— Exercise objective —
Single out the lines that include the word "this". Copy them.

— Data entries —
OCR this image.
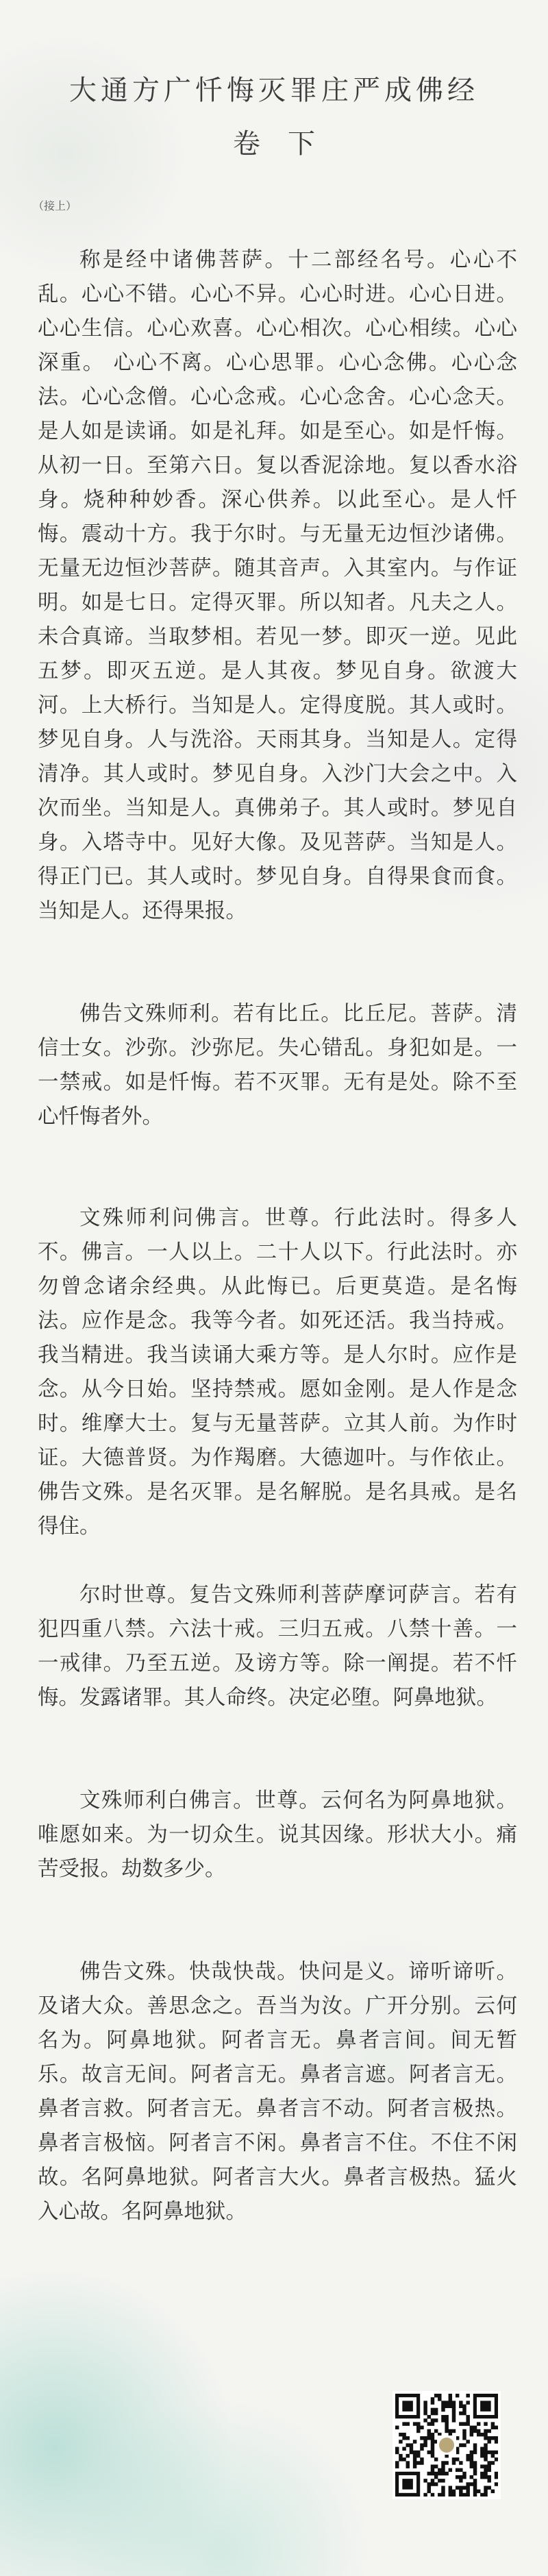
大通方广忏悔灭罪庄严成佛经
卷下
（接上）
称是经中诸佛菩萨。十二部经名号。心心不乱。心心不错。心心不异。心心时进。心心日进。心心生信。心心欢喜。心心相次。心心相续。心心深重。 心心不离。心心思罪。心心念佛。心心念法。心心念僧。心心念戒。心心念舍。心心念天。是人如是读诵。如是礼拜。如是至心。如是忏悔。从初一日。至第六日。复以香泥涂地。复以香水浴身。烧种种妙香。深心供养。以此至心。是人忏悔。震动十方。我于尔时。与无量无边恒沙诸佛。无量无边恒沙菩萨。随其音声。入其室内。与作证明。如是七日。定得灭罪。所以知者。凡夫之人。未合真谛。当取梦相。若见一梦。即灭一逆。见此五梦。即灭五逆。是人其夜。梦见自身。欲渡大河。上大桥行。当知是人。定得度脱。其人或时。梦见自身。人与洗浴。天雨其身。当知是人。定得清净。其人或时。梦见自身。入沙门大会之中。入次而坐。当知是人。真佛弟子。其人或时。梦见自身。入塔寺中。见好大像。及见菩萨。当知是人。得正门已。其人或时。梦见自身。自得果食而食。当知是人。还得果报。
佛告文殊师利。若有比丘。比丘尼。菩萨。清信士女。沙弥。沙弥尼。失心错乱。身犯如是。一一禁戒。如是忏悔。若不灭罪。无有是处。除不至心忏悔者外。
文殊师利问佛言。世尊。行此法时。得多人不。佛言。一人以上。二十人以下。行此法时。亦勿曾念诸余经典。从此悔已。后更莫造。是名悔法。应作是念。我等今者。如死还活。我当持戒。我当精进。我当读诵大乘方等。是人尔时。应作是念。从今日始。坚持禁戒。愿如金刚。是人作是念时。维摩大士。复与无量菩萨。立其人前。为作时证。大德普贤。为作羯磨。大德迦叶。与作依止。佛告文殊。是名灭罪。是名解脱。是名具戒。是名得住。
尔时世尊。复告文殊师利菩萨摩诃萨言。若有犯四重八禁。六法十戒。三归五戒。八禁十善。一一戒律。乃至五逆。及谤方等。除一阐提。若不忏悔。发露诸罪。其人命终。决定必堕。阿鼻地狱。
文殊师利白佛言。世尊。云何名为阿鼻地狱。唯愿如来。为一切众生。说其因缘。形状大小。痛苦受报。劫数多少。
佛告文殊。快哉快哉。快问是义。谛听谛听。及诸大众。善思念之。吾当为汝。广开分别。云何名为。阿鼻地狱。阿者言无。鼻者言间。间无暂乐。故言无间。阿者言无。鼻者言遮。阿者言无。鼻者言救。阿者言无。鼻者言不动。阿者言极热。鼻者言极恼。阿者言不闲。鼻者言不住。不住不闲故。名阿鼻地狱。阿者言大火。鼻者言极热。猛火入心故。名阿鼻地狱。
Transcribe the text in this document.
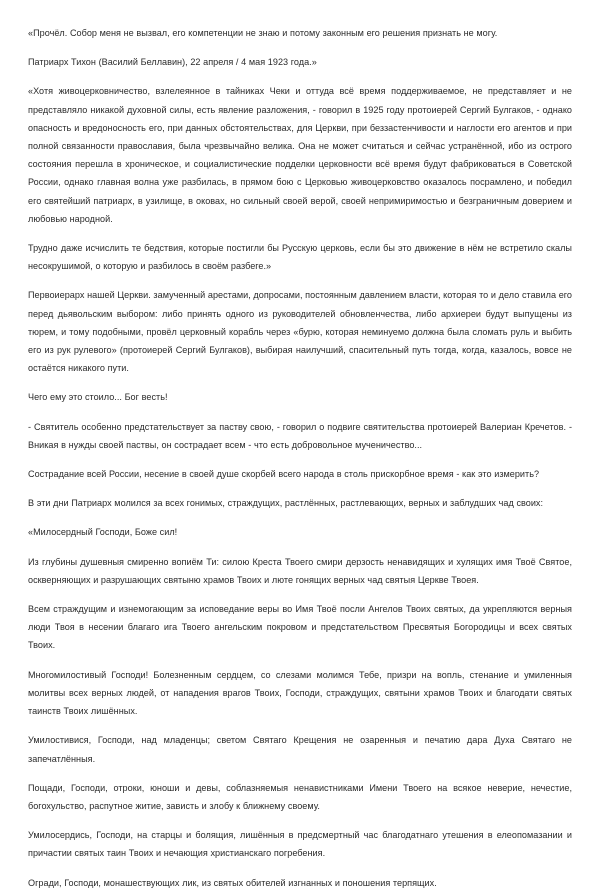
«Прочёл. Собор меня не вызвал, его компетенции не знаю и потому законным его решения признать не могу.

Патриарх Тихон (Василий Беллавин), 22 апреля / 4 мая 1923 года.»

«Хотя живоцерковничество, взлелеянное в тайниках Чеки и оттуда всё время поддерживаемое, не представляет и не представляло никакой духовной силы, есть явление разложения, - говорил в 1925 году протоиерей Сергий Булгаков, - однако опасность и вредоносность его, при данных обстоятельствах, для Церкви, при беззастенчивости и наглости его агентов и при полной связанности православия, была чрезвычайно велика. Она не может считаться и сейчас устранённой, ибо из острого состояния перешла в хроническое, и социалистические подделки церковности всё время будут фабриковаться в Советской России, однако главная волна уже разбилась, в прямом бою с Церковью живоцерковство оказалось посрамлено, и победил его святейший патриарх, в узилище, в оковах, но сильный своей верой, своей непримиримостью и безграничным доверием и любовью народной.

Трудно даже исчислить те бедствия, которые постигли бы Русскую церковь, если бы это движение в нём не встретило скалы несокрушимой, о которую и разбилось в своём разбеге.»

Первоиерарх нашей Церкви. замученный арестами, допросами, постоянным давлением власти, которая то и дело ставила его перед дьявольским выбором: либо принять одного из руководителей обновленчества, либо архиереи будут выпущены из тюрем, и тому подобными, провёл церковный корабль через «бурю, которая неминуемо должна была сломать руль и выбить его из рук рулевого» (протоиерей Сергий Булгаков), выбирая наилучший, спасительный путь тогда, когда, казалось, вовсе не остаётся никакого пути.

Чего ему это стоило... Бог весть!

- Святитель особенно предстательствует за паству свою, - говорил о подвиге святительства протоиерей Валериан Кречетов. - Вникая в нужды своей паствы, он сострадает всем - что есть добровольное мученичество...

Сострадание всей России, несение в своей душе скорбей всего народа в столь прискорбное время - как это измерить?

В эти дни Патриарх молился за всех гонимых, страждущих, растлённых, растлевающих, верных и заблудших чад своих:

«Милосердный Господи, Боже сил!

Из глубины душевныя смиренно вопиём Ти: силою Креста Твоего смири дерзость ненавидящих и хулящих имя Твоё Святое, оскверняющих и разрушающих святыню храмов Твоих и люте гонящих верных чад святыя Церкве Твоея.

Всем страждущим и изнемогающим за исповедание веры во Имя Твоё посли Ангелов Твоих святых, да укрепляются верныя люди Твоя в несении благаго ига Твоего ангельским покровом и предстательством Пресвятыя Богородицы и всех святых Твоих.

Многомилостивый Господи! Болезненным сердцем, со слезами молимся Тебе, призри на вопль, стенание и умиленныя молитвы всех верных людей, от нападения врагов Твоих, Господи, страждущих, святыни храмов Твоих и благодати святых таинств Твоих лишённых.

Умилостивися, Господи, над младенцы; светом Святаго Крещения не озаренныя и печатию дара Духа Святаго не запечатлённыя.

Пощади, Господи, отроки, юноши и девы, соблазняемыя ненавистниками Имени Твоего на всякое неверие, нечестие, богохульство, распутное житие, зависть и злобу к ближнему своему.

Умилосердись, Господи, на старцы и болящия, лишённыя в предсмертный час благодатнаго утешения в елеопомазании и причастии святых таин Твоих и нечающия христианскаго погребения.

Огради, Господи, монашествующих лик, из святых обителей изгнанных и поношения терпящих.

— The reply —
OCR this image.
Transcribe the text in this document.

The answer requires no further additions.